(Figure collection entries)
● ● ●

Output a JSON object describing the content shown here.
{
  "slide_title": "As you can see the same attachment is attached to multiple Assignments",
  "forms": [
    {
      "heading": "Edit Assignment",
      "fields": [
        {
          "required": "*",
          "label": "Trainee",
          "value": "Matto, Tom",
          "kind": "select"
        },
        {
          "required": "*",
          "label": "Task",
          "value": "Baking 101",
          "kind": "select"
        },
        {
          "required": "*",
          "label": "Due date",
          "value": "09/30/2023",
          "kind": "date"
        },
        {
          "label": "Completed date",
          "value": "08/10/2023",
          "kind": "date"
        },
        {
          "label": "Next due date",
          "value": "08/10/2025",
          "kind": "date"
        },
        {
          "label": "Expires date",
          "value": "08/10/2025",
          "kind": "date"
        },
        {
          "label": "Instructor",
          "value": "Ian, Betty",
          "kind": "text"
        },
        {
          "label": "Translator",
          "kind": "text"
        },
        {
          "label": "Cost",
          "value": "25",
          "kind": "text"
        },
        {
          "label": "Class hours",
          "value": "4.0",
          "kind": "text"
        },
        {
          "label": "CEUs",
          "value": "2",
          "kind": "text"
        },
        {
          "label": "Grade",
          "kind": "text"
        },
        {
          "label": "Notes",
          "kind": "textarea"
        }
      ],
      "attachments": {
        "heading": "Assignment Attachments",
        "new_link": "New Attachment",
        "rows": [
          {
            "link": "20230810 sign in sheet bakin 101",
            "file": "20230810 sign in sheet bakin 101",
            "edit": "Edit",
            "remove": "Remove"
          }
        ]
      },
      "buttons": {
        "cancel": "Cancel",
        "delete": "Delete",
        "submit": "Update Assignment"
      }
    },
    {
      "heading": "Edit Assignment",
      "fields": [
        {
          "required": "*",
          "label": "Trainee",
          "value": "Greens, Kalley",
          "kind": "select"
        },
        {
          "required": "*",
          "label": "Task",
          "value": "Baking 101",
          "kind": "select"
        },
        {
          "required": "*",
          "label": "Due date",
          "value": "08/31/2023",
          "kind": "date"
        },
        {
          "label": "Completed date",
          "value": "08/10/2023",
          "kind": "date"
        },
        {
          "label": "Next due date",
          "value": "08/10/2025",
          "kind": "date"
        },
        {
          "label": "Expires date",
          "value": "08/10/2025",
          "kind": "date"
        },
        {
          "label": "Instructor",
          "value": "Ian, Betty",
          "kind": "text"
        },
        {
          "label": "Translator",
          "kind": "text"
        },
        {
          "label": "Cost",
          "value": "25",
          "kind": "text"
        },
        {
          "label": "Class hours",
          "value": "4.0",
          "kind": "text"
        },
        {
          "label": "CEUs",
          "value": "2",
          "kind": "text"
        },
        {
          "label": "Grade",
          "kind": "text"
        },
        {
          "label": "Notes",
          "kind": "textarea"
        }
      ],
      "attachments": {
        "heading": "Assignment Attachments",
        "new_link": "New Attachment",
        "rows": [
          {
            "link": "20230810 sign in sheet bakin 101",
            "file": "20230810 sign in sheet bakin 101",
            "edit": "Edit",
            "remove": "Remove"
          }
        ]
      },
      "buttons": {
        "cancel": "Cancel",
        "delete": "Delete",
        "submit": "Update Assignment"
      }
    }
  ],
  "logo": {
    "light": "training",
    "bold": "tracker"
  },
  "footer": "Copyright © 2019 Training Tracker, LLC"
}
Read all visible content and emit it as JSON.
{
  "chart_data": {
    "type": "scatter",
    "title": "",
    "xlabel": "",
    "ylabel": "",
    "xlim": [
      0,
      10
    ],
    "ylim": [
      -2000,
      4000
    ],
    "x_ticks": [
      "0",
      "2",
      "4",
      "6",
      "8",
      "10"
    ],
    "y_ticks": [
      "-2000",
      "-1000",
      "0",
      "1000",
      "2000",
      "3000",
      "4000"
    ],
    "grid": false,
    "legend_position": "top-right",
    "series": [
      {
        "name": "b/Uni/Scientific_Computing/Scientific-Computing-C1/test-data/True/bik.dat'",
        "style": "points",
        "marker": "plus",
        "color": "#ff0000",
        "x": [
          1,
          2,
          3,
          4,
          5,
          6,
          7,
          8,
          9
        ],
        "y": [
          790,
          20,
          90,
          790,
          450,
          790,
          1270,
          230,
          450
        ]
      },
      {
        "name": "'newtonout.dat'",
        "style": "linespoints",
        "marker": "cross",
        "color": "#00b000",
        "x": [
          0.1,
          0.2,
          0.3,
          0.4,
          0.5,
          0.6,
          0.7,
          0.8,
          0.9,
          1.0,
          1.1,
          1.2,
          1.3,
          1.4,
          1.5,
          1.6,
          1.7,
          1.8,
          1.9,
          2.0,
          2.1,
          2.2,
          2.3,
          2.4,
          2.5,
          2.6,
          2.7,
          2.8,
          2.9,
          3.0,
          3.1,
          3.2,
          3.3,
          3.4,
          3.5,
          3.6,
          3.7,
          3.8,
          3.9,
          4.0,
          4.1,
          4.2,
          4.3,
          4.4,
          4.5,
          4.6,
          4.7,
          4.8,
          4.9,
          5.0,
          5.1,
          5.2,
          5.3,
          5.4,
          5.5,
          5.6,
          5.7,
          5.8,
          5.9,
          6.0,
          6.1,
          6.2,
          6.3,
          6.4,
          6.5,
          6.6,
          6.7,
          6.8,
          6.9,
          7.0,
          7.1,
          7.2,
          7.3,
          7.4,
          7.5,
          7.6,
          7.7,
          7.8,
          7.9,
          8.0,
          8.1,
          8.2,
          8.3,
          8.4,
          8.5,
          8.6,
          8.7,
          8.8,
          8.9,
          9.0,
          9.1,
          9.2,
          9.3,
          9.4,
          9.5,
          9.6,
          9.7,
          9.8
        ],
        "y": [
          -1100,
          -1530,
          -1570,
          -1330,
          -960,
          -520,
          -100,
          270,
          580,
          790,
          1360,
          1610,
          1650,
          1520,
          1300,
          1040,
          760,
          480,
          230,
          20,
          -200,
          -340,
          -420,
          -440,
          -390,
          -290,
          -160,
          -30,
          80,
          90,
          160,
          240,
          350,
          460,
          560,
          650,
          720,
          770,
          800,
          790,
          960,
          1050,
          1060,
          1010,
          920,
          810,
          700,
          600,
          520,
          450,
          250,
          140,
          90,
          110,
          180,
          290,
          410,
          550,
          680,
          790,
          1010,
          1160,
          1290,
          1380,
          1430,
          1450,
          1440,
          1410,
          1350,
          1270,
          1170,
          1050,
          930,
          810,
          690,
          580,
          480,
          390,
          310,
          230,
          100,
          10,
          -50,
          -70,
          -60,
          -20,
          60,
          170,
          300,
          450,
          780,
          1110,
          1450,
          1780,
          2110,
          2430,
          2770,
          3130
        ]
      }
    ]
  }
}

● ● ●

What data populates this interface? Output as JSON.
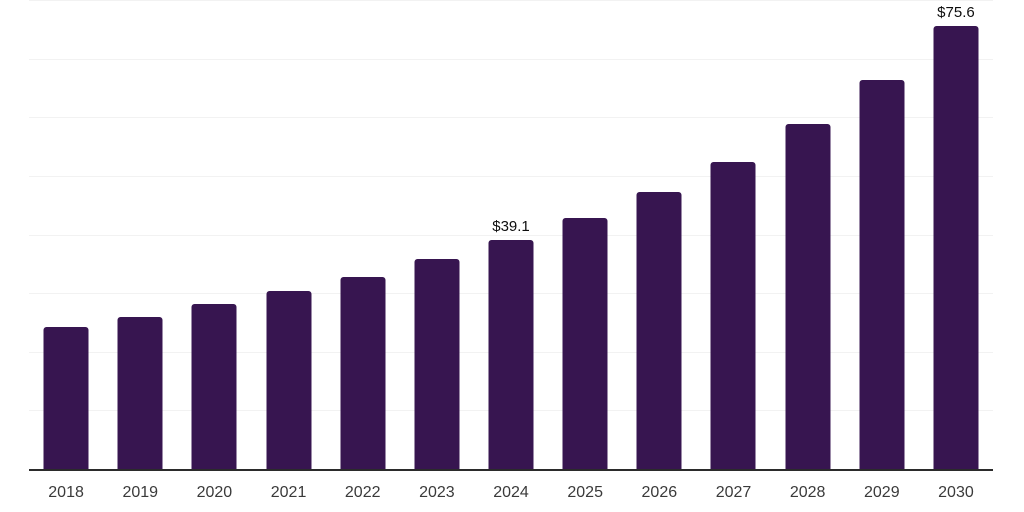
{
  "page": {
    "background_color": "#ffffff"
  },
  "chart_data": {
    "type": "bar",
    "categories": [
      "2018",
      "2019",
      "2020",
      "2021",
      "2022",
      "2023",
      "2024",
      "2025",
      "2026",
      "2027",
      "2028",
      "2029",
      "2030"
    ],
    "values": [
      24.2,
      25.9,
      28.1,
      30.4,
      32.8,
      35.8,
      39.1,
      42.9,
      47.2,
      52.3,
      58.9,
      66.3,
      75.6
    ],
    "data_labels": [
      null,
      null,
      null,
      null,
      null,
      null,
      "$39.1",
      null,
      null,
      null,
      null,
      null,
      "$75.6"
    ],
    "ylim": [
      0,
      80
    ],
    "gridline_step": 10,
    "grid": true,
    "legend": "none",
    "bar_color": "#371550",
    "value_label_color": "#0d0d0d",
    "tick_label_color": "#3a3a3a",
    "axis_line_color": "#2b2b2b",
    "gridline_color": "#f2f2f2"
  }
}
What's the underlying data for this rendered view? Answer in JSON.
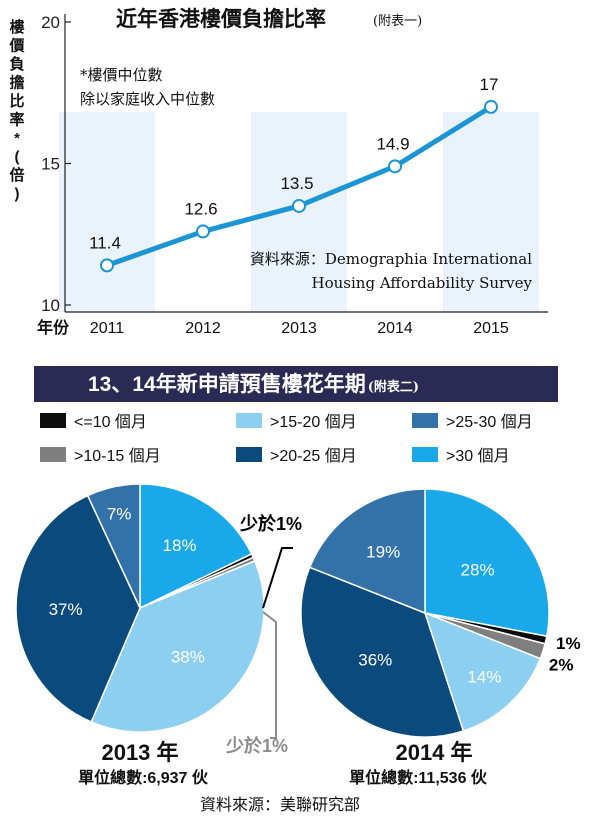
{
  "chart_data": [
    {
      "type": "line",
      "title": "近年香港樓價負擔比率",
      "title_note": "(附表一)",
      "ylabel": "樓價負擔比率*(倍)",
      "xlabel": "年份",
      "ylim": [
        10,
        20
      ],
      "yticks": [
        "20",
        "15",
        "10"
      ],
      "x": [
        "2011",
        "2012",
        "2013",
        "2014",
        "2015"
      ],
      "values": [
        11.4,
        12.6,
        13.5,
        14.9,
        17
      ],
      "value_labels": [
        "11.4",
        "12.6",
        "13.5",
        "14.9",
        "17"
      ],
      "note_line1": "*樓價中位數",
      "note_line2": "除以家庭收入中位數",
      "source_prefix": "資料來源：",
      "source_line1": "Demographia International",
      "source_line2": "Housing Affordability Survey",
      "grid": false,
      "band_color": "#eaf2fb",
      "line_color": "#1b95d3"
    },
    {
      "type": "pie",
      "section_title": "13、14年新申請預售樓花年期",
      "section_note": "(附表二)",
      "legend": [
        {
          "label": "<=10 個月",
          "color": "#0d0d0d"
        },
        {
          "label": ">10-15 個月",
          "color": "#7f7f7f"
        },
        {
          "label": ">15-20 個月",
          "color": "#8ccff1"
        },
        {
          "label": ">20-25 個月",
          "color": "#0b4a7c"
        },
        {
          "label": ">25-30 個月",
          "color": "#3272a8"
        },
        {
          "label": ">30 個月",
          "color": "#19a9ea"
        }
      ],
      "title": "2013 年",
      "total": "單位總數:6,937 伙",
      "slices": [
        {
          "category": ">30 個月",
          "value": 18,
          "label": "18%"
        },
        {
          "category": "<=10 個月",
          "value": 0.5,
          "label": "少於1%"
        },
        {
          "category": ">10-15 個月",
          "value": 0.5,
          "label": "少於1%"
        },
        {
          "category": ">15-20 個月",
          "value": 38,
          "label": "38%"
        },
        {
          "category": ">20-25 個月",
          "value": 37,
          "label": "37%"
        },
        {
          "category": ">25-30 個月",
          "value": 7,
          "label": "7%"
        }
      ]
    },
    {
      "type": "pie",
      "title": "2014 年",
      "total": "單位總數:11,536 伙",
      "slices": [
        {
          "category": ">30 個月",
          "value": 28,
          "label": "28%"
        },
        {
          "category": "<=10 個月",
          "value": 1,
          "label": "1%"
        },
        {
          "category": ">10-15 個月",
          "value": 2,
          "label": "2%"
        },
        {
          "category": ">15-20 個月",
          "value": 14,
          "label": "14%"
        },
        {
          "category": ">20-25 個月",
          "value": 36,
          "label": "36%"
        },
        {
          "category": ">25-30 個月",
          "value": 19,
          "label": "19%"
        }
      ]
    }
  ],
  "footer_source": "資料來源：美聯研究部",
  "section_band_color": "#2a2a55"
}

● ● ●

#### [Brief]
Find the number of lines in which the word "What" occurs, and write nothing but that number.

#### [Response below]
2